Supplied records:

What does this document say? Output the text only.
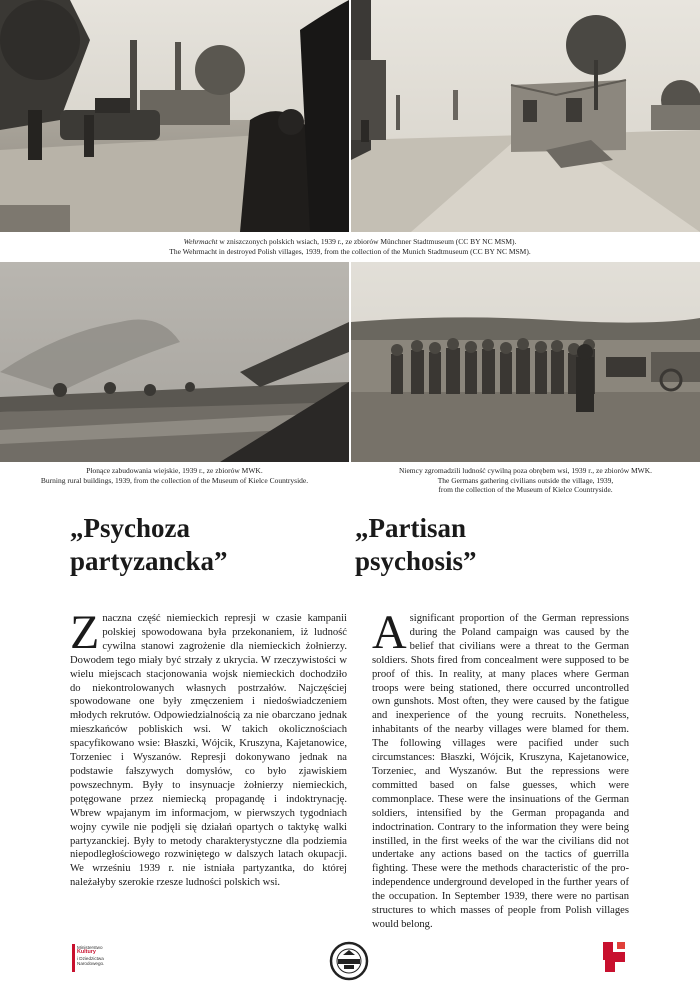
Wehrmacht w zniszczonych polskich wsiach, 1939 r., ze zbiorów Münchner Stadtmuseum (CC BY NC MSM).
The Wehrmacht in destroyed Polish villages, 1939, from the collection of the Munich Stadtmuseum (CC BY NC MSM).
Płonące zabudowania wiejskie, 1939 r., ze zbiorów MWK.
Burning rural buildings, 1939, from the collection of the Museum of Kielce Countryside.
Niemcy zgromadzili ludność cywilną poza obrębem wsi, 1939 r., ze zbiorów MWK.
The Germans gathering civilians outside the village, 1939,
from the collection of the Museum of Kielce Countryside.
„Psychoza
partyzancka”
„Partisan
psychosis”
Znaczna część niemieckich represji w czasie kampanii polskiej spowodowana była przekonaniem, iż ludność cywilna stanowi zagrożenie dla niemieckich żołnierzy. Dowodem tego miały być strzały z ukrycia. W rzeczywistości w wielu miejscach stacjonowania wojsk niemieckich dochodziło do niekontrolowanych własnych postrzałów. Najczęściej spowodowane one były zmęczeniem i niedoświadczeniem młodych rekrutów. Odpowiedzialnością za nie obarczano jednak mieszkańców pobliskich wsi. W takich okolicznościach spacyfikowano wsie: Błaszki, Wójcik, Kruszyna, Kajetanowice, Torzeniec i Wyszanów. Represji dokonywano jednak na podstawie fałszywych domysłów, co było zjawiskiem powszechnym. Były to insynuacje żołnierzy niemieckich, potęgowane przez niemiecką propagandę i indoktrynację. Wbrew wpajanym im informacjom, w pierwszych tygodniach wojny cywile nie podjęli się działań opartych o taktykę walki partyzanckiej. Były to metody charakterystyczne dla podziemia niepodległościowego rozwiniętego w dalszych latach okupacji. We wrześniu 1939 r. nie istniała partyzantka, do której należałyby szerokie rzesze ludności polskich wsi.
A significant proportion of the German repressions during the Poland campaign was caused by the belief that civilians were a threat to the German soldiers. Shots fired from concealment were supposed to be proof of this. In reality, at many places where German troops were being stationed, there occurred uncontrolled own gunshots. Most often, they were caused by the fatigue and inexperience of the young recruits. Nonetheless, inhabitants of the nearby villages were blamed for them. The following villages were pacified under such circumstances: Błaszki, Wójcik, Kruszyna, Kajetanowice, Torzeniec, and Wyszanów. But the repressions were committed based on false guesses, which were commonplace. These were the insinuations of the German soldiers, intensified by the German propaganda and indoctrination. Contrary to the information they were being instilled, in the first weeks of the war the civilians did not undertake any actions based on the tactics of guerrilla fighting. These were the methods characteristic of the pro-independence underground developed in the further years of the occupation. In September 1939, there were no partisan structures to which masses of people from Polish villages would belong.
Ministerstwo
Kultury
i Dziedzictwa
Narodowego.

What is needed: Retype each record exactly as it stands, but do not include the pictures.

Correct response:
What does this document say? Output the text only.
Wehrmacht w zniszczonych polskich wsiach, 1939 r., ze zbiorów Münchner Stadtmuseum (CC BY NC MSM).
The Wehrmacht in destroyed Polish villages, 1939, from the collection of the Munich Stadtmuseum (CC BY NC MSM).
Płonące zabudowania wiejskie, 1939 r., ze zbiorów MWK.
Burning rural buildings, 1939, from the collection of the Museum of Kielce Countryside.
Niemcy zgromadzili ludność cywilną poza obrębem wsi, 1939 r., ze zbiorów MWK.
The Germans gathering civilians outside the village, 1939,
from the collection of the Museum of Kielce Countryside.
„Psychoza
partyzancka”
„Partisan
psychosis”
Znaczna część niemieckich represji w czasie kampanii polskiej spowodowana była przekonaniem, iż ludność cywilna stanowi zagrożenie dla niemieckich żołnierzy. Dowodem tego miały być strzały z ukrycia. W rzeczywistości w wielu miejscach stacjonowania wojsk niemieckich dochodziło do niekontrolowanych własnych postrzałów. Najczęściej spowodowane one były zmęczeniem i niedoświadczeniem młodych rekrutów. Odpowiedzialnością za nie obarczano jednak mieszkańców pobliskich wsi. W takich okolicznościach spacyfikowano wsie: Błaszki, Wójcik, Kruszyna, Kajetanowice, Torzeniec i Wyszanów. Represji dokonywano jednak na podstawie fałszywych domysłów, co było zjawiskiem powszechnym. Były to insynuacje żołnierzy niemieckich, potęgowane przez niemiecką propagandę i indoktrynację. Wbrew wpajanym im informacjom, w pierwszych tygodniach wojny cywile nie podjęli się działań opartych o taktykę walki partyzanckiej. Były to metody charakterystyczne dla podziemia niepodległościowego rozwiniętego w dalszych latach okupacji. We wrześniu 1939 r. nie istniała partyzantka, do której należałyby szerokie rzesze ludności polskich wsi.
A significant proportion of the German repressions during the Poland campaign was caused by the belief that civilians were a threat to the German soldiers. Shots fired from concealment were supposed to be proof of this. In reality, at many places where German troops were being stationed, there occurred uncontrolled own gunshots. Most often, they were caused by the fatigue and inexperience of the young recruits. Nonetheless, inhabitants of the nearby villages were blamed for them. The following villages were pacified under such circumstances: Błaszki, Wójcik, Kruszyna, Kajetanowice, Torzeniec, and Wyszanów. But the repressions were committed based on false guesses, which were commonplace. These were the insinuations of the German soldiers, intensified by the German propaganda and indoctrination. Contrary to the information they were being instilled, in the first weeks of the war the civilians did not undertake any actions based on the tactics of guerrilla fighting. These were the methods characteristic of the pro-independence underground developed in the further years of the occupation. In September 1939, there were no partisan structures to which masses of people from Polish villages would belong.
Ministerstwo
Kultury
i Dziedzictwa
Narodowego.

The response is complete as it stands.